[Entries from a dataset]

************

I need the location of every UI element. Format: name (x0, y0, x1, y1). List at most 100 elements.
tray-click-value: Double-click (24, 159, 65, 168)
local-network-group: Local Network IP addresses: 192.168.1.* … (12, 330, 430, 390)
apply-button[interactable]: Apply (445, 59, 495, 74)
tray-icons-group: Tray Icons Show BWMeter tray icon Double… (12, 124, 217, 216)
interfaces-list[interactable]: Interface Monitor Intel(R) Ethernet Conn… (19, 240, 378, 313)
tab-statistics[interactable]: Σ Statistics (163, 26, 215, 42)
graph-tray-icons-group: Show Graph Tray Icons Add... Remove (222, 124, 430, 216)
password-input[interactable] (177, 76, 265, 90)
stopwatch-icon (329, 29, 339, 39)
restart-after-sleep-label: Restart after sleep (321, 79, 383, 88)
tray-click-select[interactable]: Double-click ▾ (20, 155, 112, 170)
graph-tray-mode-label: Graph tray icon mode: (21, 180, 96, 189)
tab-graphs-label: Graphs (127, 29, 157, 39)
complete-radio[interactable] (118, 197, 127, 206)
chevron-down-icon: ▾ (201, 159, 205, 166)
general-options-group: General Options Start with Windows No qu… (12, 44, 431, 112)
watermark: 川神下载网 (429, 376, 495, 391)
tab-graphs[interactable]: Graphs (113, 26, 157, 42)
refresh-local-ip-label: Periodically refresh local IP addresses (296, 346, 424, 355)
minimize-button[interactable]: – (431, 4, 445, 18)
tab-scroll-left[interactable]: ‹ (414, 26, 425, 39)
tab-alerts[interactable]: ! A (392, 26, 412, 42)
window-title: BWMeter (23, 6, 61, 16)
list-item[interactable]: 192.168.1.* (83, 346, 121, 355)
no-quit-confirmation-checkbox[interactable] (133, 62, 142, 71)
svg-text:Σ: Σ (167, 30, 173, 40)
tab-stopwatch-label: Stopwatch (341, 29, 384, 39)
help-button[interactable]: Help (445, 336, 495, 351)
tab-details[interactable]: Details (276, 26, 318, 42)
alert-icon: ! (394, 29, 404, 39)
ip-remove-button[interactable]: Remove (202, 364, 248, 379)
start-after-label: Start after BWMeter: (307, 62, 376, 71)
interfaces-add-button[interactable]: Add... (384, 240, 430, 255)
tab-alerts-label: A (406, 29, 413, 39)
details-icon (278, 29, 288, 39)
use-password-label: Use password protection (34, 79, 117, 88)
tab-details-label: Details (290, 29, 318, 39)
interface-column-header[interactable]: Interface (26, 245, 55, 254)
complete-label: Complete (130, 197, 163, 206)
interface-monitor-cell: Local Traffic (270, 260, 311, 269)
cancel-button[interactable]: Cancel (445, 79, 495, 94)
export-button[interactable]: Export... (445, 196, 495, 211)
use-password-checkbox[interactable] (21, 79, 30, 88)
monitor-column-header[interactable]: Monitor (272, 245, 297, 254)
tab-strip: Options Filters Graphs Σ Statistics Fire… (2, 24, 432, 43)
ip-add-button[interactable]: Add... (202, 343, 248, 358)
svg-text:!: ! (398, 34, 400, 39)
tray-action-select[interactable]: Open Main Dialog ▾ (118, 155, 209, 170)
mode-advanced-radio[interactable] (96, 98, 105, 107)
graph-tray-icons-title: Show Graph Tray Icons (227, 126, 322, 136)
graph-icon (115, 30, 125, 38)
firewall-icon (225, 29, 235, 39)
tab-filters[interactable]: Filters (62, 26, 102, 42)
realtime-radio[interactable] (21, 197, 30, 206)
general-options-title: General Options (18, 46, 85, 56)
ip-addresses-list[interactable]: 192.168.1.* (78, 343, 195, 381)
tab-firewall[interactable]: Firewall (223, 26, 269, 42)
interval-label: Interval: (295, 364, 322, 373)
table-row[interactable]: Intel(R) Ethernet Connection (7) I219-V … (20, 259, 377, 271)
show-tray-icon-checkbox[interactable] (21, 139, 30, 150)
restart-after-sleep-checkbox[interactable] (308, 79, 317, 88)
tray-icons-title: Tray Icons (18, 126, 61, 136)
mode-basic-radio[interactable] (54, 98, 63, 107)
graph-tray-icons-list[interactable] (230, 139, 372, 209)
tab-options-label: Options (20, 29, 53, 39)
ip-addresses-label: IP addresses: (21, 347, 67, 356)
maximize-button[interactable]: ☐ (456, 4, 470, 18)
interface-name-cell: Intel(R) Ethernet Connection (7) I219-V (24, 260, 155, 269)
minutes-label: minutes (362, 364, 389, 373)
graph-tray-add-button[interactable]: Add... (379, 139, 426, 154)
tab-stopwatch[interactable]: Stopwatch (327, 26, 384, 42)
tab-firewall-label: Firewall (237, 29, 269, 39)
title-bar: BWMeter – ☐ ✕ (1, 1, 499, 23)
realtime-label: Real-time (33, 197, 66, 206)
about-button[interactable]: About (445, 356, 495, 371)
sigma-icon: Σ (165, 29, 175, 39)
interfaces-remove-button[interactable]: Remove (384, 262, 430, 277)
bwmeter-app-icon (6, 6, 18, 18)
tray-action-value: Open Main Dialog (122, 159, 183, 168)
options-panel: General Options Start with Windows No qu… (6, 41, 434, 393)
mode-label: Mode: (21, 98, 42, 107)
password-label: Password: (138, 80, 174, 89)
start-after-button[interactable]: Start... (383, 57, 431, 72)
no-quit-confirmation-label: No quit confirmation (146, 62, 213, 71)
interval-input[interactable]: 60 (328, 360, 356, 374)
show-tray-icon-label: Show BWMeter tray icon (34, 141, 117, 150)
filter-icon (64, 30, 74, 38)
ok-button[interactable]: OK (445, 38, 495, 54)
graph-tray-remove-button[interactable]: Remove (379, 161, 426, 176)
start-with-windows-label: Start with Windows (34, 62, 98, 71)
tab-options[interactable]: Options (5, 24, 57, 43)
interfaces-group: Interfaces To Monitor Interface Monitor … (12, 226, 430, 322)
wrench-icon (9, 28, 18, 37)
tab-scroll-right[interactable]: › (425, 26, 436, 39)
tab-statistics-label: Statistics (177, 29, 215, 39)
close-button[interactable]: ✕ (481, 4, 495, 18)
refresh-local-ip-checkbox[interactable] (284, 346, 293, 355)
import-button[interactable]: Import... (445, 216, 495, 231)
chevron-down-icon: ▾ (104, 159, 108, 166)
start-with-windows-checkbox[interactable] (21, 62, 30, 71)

************

● Aim of the task
Copy the lines above word for word.

● Final result
I need the location of every UI element. Format: name (x0, y0, x1, y1). List at most 100 elements.
tray-click-value: Double-click (24, 159, 65, 168)
local-network-group: Local Network IP addresses: 192.168.1.* … (12, 330, 430, 390)
apply-button[interactable]: Apply (445, 59, 495, 74)
tray-icons-group: Tray Icons Show BWMeter tray icon Double… (12, 124, 217, 216)
interfaces-list[interactable]: Interface Monitor Intel(R) Ethernet Conn… (19, 240, 378, 313)
tab-statistics[interactable]: Σ Statistics (163, 26, 215, 42)
graph-tray-icons-group: Show Graph Tray Icons Add... Remove (222, 124, 430, 216)
password-input[interactable] (177, 76, 265, 90)
stopwatch-icon (329, 29, 339, 39)
restart-after-sleep-label: Restart after sleep (321, 79, 383, 88)
tray-click-select[interactable]: Double-click ▾ (20, 155, 112, 170)
graph-tray-mode-label: Graph tray icon mode: (21, 180, 96, 189)
tab-graphs-label: Graphs (127, 29, 157, 39)
complete-radio[interactable] (118, 197, 127, 206)
chevron-down-icon: ▾ (201, 159, 205, 166)
general-options-group: General Options Start with Windows No qu… (12, 44, 431, 112)
watermark: 川神下载网 (429, 376, 495, 391)
tab-graphs[interactable]: Graphs (113, 26, 157, 42)
refresh-local-ip-label: Periodically refresh local IP addresses (296, 346, 424, 355)
minimize-button[interactable]: – (431, 4, 445, 18)
tab-scroll-left[interactable]: ‹ (414, 26, 425, 39)
tab-alerts[interactable]: ! A (392, 26, 412, 42)
window-title: BWMeter (23, 6, 61, 16)
list-item[interactable]: 192.168.1.* (83, 346, 121, 355)
no-quit-confirmation-checkbox[interactable] (133, 62, 142, 71)
svg-text:Σ: Σ (167, 30, 173, 40)
tab-stopwatch-label: Stopwatch (341, 29, 384, 39)
help-button[interactable]: Help (445, 336, 495, 351)
tab-details[interactable]: Details (276, 26, 318, 42)
alert-icon: ! (394, 29, 404, 39)
ip-remove-button[interactable]: Remove (202, 364, 248, 379)
start-after-label: Start after BWMeter: (307, 62, 376, 71)
interfaces-add-button[interactable]: Add... (384, 240, 430, 255)
tab-alerts-label: A (406, 29, 413, 39)
details-icon (278, 29, 288, 39)
use-password-label: Use password protection (34, 79, 117, 88)
tab-details-label: Details (290, 29, 318, 39)
interface-column-header[interactable]: Interface (26, 245, 55, 254)
complete-label: Complete (130, 197, 163, 206)
interface-monitor-cell: Local Traffic (270, 260, 311, 269)
cancel-button[interactable]: Cancel (445, 79, 495, 94)
export-button[interactable]: Export... (445, 196, 495, 211)
use-password-checkbox[interactable] (21, 79, 30, 88)
monitor-column-header[interactable]: Monitor (272, 245, 297, 254)
tab-strip: Options Filters Graphs Σ Statistics Fire… (2, 24, 432, 43)
ip-add-button[interactable]: Add... (202, 343, 248, 358)
svg-text:!: ! (398, 34, 400, 39)
tray-action-select[interactable]: Open Main Dialog ▾ (118, 155, 209, 170)
mode-advanced-radio[interactable] (96, 98, 105, 107)
graph-tray-icons-title: Show Graph Tray Icons (227, 126, 322, 136)
graph-icon (115, 30, 125, 38)
firewall-icon (225, 29, 235, 39)
tab-filters[interactable]: Filters (62, 26, 102, 42)
realtime-radio[interactable] (21, 197, 30, 206)
general-options-title: General Options (18, 46, 85, 56)
ip-addresses-list[interactable]: 192.168.1.* (78, 343, 195, 381)
tab-firewall[interactable]: Firewall (223, 26, 269, 42)
interval-label: Interval: (295, 364, 322, 373)
table-row[interactable]: Intel(R) Ethernet Connection (7) I219-V … (20, 259, 377, 271)
show-tray-icon-checkbox[interactable] (21, 139, 30, 150)
restart-after-sleep-checkbox[interactable] (308, 79, 317, 88)
tray-icons-title: Tray Icons (18, 126, 61, 136)
mode-basic-radio[interactable] (54, 98, 63, 107)
graph-tray-icons-list[interactable] (230, 139, 372, 209)
tab-options-label: Options (20, 29, 53, 39)
ip-addresses-label: IP addresses: (21, 347, 67, 356)
maximize-button[interactable]: ☐ (456, 4, 470, 18)
interface-name-cell: Intel(R) Ethernet Connection (7) I219-V (24, 260, 155, 269)
minutes-label: minutes (362, 364, 389, 373)
graph-tray-add-button[interactable]: Add... (379, 139, 426, 154)
tab-stopwatch[interactable]: Stopwatch (327, 26, 384, 42)
tab-firewall-label: Firewall (237, 29, 269, 39)
title-bar: BWMeter – ☐ ✕ (1, 1, 499, 23)
realtime-label: Real-time (33, 197, 66, 206)
about-button[interactable]: About (445, 356, 495, 371)
sigma-icon: Σ (165, 29, 175, 39)
interfaces-remove-button[interactable]: Remove (384, 262, 430, 277)
bwmeter-app-icon (6, 6, 18, 18)
tray-action-value: Open Main Dialog (122, 159, 183, 168)
options-panel: General Options Start with Windows No qu… (6, 41, 434, 393)
mode-label: Mode: (21, 98, 42, 107)
password-label: Password: (138, 80, 174, 89)
start-after-button[interactable]: Start... (383, 57, 431, 72)
no-quit-confirmation-label: No quit confirmation (146, 62, 213, 71)
interval-input[interactable]: 60 (328, 360, 356, 374)
show-tray-icon-label: Show BWMeter tray icon (34, 141, 117, 150)
filter-icon (64, 30, 74, 38)
ok-button[interactable]: OK (445, 38, 495, 54)
graph-tray-remove-button[interactable]: Remove (379, 161, 426, 176)
start-with-windows-label: Start with Windows (34, 62, 98, 71)
tab-options[interactable]: Options (5, 24, 57, 43)
interfaces-group: Interfaces To Monitor Interface Monitor … (12, 226, 430, 322)
wrench-icon (9, 28, 18, 37)
tab-scroll-right[interactable]: › (425, 26, 436, 39)
tab-statistics-label: Statistics (177, 29, 215, 39)
close-button[interactable]: ✕ (481, 4, 495, 18)
refresh-local-ip-checkbox[interactable] (284, 346, 293, 355)
import-button[interactable]: Import... (445, 216, 495, 231)
chevron-down-icon: ▾ (104, 159, 108, 166)
start-with-windows-checkbox[interactable] (21, 62, 30, 71)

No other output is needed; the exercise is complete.